**GIVEN PASSAGE**
Alumni Spotlight Jack Ginsburg: ‘Journalism Is A Very Universal Degree’

Graduates of the University of Montana School of Journalism go on to do great things, in journalism and beyond. They direct newsrooms, report on international issues, photograph history, inform the public on air, start their own businesses, influence public policy, publish books and become leaders in their communities. Here, we spotlight some of our alumni who showcase just how powerful, and versatile, a journalism degree from UM can be. (If you are a graduate who would like to share your experience or know of someone we should spotlight, email Courtney Cowgill.)

This installment spotlights Jack Ginsburg, 2017, who got a job right after graduation working at KAJ-TV in Kalispell and now works at KPAX-TV.

Question: Can you describe an average day on the job and your current responsibilities?

**REQUIRED TASK 1**
Retype the records without changes, starting with their first line and going on through the line with "current-time: 0:03 bbox=[141, 487, 167, 502]".

**RECORDED INFORMATION**
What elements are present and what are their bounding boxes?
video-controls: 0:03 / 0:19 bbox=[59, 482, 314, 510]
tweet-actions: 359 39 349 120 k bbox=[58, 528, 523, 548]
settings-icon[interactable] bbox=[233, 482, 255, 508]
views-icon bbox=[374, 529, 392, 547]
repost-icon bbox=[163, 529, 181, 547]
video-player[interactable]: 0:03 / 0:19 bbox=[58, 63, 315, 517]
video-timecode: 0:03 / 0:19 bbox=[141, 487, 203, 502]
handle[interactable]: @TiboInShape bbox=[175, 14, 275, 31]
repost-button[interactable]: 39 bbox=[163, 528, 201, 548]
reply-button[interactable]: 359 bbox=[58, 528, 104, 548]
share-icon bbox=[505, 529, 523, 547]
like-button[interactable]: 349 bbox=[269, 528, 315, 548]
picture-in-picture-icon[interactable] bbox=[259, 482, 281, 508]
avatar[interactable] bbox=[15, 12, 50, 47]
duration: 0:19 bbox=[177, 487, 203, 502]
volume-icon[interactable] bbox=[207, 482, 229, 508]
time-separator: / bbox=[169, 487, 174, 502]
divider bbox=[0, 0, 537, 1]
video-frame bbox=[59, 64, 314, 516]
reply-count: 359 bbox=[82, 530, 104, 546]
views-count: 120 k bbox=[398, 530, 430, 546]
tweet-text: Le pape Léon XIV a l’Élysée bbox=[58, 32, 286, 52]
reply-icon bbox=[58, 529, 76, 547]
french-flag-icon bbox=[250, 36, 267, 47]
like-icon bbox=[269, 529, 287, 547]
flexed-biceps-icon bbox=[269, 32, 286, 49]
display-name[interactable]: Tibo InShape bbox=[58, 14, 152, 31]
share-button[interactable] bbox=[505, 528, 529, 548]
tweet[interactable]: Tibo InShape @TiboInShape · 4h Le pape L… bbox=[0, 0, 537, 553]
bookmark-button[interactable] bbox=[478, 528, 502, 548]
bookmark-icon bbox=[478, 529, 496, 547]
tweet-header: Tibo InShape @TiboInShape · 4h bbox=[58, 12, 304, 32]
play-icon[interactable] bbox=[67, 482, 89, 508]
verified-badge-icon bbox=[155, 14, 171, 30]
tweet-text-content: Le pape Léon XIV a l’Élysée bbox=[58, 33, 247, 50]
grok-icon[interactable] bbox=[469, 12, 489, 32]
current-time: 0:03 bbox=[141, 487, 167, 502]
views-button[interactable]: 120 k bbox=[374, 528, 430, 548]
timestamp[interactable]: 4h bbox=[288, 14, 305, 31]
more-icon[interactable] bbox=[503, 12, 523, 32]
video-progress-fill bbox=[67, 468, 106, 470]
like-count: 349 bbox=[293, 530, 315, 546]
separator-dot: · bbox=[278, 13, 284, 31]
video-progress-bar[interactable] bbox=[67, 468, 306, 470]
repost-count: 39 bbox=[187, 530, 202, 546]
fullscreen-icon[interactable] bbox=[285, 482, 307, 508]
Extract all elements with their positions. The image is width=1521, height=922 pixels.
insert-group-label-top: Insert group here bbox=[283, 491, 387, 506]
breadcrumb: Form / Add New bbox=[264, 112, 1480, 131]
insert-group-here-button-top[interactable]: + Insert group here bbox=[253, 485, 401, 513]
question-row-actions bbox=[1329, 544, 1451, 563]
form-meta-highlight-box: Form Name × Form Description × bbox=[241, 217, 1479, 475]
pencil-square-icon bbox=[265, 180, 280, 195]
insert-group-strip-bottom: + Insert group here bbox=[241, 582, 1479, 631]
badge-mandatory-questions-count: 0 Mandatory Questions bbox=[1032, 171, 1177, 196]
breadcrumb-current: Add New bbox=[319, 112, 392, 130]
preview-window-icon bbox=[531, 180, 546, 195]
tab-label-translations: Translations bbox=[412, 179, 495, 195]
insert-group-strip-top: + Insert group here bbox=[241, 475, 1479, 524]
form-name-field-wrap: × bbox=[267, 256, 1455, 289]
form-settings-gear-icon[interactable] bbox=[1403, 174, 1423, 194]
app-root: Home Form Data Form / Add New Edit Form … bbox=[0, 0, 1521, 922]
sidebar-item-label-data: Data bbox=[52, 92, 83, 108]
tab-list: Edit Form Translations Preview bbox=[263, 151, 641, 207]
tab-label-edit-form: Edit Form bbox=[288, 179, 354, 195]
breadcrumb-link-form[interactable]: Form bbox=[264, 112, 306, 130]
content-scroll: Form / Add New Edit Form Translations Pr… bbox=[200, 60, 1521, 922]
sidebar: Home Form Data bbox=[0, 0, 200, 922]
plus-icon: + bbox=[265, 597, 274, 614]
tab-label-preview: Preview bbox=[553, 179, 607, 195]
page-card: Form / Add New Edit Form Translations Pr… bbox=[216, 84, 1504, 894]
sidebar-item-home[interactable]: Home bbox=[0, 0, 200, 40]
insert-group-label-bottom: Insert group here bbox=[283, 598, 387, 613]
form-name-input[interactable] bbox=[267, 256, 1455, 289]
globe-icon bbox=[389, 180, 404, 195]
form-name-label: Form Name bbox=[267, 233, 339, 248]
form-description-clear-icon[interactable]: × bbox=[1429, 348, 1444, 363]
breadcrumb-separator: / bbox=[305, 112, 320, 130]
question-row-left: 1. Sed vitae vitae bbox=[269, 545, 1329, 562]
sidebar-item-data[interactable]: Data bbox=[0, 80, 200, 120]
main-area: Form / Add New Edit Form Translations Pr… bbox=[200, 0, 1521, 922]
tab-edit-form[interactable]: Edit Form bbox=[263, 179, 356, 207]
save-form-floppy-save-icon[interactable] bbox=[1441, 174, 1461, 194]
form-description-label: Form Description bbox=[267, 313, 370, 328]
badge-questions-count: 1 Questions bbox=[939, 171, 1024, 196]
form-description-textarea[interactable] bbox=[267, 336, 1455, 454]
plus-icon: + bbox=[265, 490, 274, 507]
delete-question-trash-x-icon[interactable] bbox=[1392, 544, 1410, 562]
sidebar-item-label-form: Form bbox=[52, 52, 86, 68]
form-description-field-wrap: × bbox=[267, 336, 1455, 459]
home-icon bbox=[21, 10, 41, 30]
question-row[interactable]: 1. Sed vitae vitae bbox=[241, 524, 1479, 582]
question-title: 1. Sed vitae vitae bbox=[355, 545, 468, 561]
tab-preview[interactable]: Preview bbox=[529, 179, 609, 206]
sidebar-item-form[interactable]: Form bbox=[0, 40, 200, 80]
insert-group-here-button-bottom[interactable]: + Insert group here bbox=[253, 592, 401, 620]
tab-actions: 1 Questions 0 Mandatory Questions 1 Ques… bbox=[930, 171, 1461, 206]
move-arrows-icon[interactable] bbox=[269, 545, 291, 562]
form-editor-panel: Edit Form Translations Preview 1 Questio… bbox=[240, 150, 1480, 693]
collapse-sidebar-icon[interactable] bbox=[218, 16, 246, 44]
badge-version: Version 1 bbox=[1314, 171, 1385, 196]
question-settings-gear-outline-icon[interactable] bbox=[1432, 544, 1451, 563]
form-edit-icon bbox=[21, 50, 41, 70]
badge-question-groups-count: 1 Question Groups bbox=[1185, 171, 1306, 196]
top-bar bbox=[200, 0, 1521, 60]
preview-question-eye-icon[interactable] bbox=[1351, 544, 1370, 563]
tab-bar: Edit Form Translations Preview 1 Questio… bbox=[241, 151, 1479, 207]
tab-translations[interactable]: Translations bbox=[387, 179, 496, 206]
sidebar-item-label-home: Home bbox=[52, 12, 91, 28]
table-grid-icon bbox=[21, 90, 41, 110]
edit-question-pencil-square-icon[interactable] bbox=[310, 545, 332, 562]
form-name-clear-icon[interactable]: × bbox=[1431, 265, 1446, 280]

**REQUIRED TASK 2**
Continue the alumni spotlight on Jack Ginsburg from where it stops.

**EXERCISE RESULT 1**
What elements are present and what are their bounding boxes?
video-controls: 0:03 / 0:19 bbox=[59, 482, 314, 510]
tweet-actions: 359 39 349 120 k bbox=[58, 528, 523, 548]
settings-icon[interactable] bbox=[233, 482, 255, 508]
views-icon bbox=[374, 529, 392, 547]
repost-icon bbox=[163, 529, 181, 547]
video-player[interactable]: 0:03 / 0:19 bbox=[58, 63, 315, 517]
video-timecode: 0:03 / 0:19 bbox=[141, 487, 203, 502]
handle[interactable]: @TiboInShape bbox=[175, 14, 275, 31]
repost-button[interactable]: 39 bbox=[163, 528, 201, 548]
reply-button[interactable]: 359 bbox=[58, 528, 104, 548]
share-icon bbox=[505, 529, 523, 547]
like-button[interactable]: 349 bbox=[269, 528, 315, 548]
picture-in-picture-icon[interactable] bbox=[259, 482, 281, 508]
avatar[interactable] bbox=[15, 12, 50, 47]
duration: 0:19 bbox=[177, 487, 203, 502]
volume-icon[interactable] bbox=[207, 482, 229, 508]
time-separator: / bbox=[169, 487, 174, 502]
divider bbox=[0, 0, 537, 1]
video-frame bbox=[59, 64, 314, 516]
reply-count: 359 bbox=[82, 530, 104, 546]
views-count: 120 k bbox=[398, 530, 430, 546]
tweet-text: Le pape Léon XIV a l’Élysée bbox=[58, 32, 286, 52]
reply-icon bbox=[58, 529, 76, 547]
french-flag-icon bbox=[250, 36, 267, 47]
like-icon bbox=[269, 529, 287, 547]
flexed-biceps-icon bbox=[269, 32, 286, 49]
display-name[interactable]: Tibo InShape bbox=[58, 14, 152, 31]
share-button[interactable] bbox=[505, 528, 529, 548]
tweet[interactable]: Tibo InShape @TiboInShape · 4h Le pape L… bbox=[0, 0, 537, 553]
bookmark-button[interactable] bbox=[478, 528, 502, 548]
bookmark-icon bbox=[478, 529, 496, 547]
tweet-header: Tibo InShape @TiboInShape · 4h bbox=[58, 12, 304, 32]
play-icon[interactable] bbox=[67, 482, 89, 508]
verified-badge-icon bbox=[155, 14, 171, 30]
tweet-text-content: Le pape Léon XIV a l’Élysée bbox=[58, 33, 247, 50]
grok-icon[interactable] bbox=[469, 12, 489, 32]
current-time: 0:03 bbox=[141, 487, 167, 502]

**EXERCISE RESULT 2**
Answer: An average day I wake up at 10 a.m. and go into work anywhere between 12-1 p.m. (awesome hours for sleep and work). Most days when I get into work I open up my email and sort through press releases that have been sent to me, or the news email. I choose the top stories and start to pursue them, calling contacts or possible interviewees that would be good for the story. Sometimes I don’t get calls back since I am the night side reporter and a lot of people only have until 4 or 5 to do the interview and already have something scheduled. In that case I always try to have a back up. I have a notebook with stories that can pretty much be done any day, like homelessness in the Flathead Valley or something on the jail systems in the valley, which is big right now, especially in Polson and Kalispell. I work at a bureau so I do everything myself. I shoot, interview and edit all of my news stories, then send them down to the broadcast studio in Missoula where they run the 5:30 and 10:00 news. Most of my stories go on the 10 o’clock news. I don’t really have any set responsibilities since the producers know that anything can happen and sometimes you have bad days and only get one, kind of lame story. On a good day I try to shoot a package and two or three vosots.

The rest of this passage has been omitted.